Go through the records and extract every line with the word "JSON".

++++++

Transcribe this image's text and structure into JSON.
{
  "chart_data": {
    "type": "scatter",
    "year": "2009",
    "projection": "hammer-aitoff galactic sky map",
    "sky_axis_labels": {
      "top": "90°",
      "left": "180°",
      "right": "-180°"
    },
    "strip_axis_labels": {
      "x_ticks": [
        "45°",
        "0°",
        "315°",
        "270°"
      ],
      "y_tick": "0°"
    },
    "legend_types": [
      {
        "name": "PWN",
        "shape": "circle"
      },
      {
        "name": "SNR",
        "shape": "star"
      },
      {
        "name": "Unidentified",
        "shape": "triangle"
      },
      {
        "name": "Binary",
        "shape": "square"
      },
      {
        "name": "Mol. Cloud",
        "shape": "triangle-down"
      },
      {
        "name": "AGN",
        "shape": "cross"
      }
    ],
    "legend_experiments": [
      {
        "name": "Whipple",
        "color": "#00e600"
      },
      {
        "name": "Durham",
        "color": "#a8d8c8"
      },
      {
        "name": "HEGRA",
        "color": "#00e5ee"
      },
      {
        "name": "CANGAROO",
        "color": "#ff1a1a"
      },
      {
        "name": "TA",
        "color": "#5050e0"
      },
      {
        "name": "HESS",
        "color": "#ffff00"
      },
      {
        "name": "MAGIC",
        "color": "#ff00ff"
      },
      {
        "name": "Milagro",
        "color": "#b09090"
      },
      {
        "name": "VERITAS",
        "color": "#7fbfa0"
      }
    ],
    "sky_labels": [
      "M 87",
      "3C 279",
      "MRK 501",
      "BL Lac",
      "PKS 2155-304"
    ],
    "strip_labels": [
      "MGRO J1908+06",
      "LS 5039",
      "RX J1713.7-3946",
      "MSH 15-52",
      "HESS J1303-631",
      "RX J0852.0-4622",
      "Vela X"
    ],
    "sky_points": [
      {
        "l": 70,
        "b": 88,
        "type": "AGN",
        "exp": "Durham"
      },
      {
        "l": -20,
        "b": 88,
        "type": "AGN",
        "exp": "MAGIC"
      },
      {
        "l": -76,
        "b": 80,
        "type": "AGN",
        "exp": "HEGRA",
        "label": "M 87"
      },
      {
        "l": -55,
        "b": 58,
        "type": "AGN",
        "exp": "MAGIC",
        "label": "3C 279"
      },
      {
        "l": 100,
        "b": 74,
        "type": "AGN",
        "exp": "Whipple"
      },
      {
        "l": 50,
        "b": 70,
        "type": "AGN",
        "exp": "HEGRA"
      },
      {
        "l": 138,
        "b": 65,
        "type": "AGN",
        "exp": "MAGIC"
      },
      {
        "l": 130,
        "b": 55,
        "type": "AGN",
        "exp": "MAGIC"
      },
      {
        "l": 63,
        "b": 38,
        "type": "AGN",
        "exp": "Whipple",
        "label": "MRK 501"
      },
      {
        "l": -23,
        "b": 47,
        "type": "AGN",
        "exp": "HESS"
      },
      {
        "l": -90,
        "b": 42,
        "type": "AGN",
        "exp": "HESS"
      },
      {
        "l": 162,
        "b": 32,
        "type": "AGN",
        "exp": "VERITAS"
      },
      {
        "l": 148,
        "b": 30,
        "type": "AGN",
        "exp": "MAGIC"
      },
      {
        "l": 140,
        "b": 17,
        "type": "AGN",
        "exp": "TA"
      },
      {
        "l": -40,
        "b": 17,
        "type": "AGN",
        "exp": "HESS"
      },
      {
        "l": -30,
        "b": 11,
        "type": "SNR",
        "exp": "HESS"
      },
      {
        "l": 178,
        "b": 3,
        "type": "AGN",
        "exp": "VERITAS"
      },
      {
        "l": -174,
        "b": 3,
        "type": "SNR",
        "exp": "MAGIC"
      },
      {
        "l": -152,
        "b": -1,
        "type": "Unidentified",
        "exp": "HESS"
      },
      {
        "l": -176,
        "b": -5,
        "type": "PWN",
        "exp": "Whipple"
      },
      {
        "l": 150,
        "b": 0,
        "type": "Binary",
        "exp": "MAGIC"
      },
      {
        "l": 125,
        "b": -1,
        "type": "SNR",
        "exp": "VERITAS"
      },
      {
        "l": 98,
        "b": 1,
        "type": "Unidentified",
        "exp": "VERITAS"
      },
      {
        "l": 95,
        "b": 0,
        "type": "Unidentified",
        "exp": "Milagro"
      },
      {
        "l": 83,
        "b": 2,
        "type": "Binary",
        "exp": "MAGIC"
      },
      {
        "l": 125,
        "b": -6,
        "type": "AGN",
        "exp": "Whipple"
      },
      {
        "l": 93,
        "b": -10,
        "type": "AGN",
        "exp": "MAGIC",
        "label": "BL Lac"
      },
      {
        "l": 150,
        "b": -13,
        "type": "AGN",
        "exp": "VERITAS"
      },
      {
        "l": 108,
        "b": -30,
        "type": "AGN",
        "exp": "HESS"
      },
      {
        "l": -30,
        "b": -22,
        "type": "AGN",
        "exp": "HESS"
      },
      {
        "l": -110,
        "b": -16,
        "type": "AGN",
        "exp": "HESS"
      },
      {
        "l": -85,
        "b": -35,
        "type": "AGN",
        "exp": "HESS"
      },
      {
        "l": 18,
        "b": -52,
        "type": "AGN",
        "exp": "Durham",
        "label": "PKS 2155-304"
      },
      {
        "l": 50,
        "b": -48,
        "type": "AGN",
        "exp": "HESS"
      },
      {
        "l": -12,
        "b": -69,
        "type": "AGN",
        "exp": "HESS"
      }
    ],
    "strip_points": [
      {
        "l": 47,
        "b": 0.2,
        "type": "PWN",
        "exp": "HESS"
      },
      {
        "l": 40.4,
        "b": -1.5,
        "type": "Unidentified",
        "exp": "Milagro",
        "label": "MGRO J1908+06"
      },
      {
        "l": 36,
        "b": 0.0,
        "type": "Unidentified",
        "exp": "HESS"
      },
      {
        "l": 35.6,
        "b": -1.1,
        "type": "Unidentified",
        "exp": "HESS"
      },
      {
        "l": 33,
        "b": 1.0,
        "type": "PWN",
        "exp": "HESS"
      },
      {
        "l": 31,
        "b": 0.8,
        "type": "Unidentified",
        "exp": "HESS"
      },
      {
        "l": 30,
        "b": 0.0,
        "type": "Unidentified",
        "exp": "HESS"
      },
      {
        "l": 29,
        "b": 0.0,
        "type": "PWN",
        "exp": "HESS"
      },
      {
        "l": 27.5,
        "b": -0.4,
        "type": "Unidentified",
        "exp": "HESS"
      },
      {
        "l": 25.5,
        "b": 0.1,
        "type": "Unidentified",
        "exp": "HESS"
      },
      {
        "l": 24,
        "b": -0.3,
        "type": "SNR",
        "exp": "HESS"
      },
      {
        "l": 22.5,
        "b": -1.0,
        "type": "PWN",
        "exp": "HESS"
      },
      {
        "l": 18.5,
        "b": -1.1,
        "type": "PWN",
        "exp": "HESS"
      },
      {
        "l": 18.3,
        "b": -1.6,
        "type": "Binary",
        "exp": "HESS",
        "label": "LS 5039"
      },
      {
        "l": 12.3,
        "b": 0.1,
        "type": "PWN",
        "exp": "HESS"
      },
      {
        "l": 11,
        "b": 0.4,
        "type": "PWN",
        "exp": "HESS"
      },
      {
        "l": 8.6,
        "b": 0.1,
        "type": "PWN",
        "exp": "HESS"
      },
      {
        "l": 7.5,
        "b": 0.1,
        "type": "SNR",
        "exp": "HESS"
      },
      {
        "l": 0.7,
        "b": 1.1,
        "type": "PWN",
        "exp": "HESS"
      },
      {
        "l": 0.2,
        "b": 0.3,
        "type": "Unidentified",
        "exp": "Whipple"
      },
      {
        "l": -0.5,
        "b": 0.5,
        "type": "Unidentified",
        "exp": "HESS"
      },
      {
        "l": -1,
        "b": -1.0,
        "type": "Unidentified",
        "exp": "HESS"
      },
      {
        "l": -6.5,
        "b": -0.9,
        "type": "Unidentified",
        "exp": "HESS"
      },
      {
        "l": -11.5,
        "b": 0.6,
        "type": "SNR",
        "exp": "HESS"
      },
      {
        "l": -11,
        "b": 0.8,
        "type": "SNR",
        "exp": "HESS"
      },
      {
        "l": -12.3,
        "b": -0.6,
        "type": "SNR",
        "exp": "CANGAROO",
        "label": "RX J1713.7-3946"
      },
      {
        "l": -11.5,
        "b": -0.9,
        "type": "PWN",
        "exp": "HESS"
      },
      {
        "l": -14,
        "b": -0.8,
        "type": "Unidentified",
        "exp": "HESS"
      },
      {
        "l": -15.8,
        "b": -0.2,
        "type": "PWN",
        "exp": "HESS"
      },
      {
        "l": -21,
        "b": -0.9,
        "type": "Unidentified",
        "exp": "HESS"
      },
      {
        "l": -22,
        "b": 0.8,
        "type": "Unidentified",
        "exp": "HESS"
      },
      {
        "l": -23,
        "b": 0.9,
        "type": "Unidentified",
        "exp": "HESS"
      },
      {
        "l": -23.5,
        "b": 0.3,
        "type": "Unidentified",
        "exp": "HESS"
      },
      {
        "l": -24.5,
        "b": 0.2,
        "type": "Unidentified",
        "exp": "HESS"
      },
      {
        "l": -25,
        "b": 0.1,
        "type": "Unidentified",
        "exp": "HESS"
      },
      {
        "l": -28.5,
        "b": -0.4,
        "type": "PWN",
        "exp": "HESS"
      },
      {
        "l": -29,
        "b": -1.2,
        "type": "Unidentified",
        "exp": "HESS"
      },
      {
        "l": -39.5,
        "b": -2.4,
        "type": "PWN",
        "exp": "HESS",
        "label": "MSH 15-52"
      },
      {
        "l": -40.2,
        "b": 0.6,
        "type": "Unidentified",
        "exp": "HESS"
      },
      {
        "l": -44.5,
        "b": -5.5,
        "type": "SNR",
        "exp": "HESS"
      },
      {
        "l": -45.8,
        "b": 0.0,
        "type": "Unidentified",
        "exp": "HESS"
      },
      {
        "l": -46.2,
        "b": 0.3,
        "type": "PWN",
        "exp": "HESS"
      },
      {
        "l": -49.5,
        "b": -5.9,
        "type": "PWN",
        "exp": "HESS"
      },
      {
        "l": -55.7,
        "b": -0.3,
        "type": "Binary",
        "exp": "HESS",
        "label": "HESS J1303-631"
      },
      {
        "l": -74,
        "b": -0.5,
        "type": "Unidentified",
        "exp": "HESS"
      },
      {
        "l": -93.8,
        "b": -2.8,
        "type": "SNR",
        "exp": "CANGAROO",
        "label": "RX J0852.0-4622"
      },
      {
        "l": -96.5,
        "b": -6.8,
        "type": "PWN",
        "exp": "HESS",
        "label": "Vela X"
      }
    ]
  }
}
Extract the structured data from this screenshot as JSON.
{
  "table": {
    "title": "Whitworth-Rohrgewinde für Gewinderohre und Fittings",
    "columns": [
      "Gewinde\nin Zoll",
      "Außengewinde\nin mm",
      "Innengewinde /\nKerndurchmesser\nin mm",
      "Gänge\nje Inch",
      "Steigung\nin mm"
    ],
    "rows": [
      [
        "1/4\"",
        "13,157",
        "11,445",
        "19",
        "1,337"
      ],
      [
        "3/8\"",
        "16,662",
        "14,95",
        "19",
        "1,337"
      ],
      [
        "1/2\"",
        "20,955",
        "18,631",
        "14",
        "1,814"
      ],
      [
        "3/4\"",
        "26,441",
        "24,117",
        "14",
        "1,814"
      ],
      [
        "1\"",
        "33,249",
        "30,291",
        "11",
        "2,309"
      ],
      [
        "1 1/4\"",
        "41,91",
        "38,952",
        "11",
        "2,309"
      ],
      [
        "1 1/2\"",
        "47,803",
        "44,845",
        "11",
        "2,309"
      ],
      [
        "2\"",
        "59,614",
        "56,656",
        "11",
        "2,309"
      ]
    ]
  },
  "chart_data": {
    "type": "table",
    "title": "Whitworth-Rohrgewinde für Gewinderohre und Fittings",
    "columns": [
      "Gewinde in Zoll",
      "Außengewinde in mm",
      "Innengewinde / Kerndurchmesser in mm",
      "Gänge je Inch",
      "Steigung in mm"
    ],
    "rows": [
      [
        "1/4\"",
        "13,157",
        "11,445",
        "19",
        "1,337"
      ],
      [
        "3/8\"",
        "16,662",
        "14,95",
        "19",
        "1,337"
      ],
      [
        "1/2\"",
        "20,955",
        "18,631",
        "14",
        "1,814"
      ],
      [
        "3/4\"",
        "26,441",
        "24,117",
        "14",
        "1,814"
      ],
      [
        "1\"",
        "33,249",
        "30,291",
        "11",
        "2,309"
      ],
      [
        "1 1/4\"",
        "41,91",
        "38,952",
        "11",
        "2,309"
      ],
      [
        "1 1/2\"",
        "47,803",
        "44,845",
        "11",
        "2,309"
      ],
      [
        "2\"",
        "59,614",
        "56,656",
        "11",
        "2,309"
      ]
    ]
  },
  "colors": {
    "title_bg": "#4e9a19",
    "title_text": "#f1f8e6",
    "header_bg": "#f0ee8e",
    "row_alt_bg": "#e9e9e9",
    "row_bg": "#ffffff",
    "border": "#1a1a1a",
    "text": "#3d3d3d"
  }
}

++++++

• [Solution to this exercise]
Transcribe this image's text and structure into JSON.
Extract the structured data from this screenshot as JSON.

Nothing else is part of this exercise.